▸ **STORED DATA**
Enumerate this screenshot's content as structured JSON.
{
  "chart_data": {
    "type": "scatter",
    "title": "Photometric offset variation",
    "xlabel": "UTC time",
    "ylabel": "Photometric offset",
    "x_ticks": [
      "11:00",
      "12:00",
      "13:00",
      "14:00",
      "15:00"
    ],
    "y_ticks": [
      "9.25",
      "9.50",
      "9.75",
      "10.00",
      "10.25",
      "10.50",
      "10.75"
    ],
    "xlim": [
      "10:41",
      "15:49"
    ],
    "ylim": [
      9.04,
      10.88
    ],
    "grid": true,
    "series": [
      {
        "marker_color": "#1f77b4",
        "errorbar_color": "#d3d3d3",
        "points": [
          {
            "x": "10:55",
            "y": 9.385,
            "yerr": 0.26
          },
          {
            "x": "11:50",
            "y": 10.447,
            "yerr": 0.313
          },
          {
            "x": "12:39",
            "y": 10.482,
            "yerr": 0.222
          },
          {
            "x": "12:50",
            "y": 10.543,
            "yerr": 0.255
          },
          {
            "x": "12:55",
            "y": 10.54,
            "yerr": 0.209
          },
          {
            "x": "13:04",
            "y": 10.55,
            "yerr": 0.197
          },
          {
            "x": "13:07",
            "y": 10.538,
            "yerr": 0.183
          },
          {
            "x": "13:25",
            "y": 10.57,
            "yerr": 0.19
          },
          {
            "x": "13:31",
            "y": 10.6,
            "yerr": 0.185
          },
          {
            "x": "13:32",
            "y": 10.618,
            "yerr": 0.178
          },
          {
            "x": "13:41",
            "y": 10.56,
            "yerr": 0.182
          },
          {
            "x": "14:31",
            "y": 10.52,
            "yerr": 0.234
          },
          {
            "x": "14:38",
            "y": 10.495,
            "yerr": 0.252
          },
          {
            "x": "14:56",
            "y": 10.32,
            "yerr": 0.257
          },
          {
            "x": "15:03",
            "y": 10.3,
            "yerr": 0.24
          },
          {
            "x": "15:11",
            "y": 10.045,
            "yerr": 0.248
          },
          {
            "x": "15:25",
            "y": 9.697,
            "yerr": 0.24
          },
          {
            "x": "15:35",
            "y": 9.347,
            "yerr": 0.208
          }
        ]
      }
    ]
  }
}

▸ **AIM**
How many of the lines above hold "Photometric"? Answer with only the number.

▸ **COMPLETE ANSWER**
2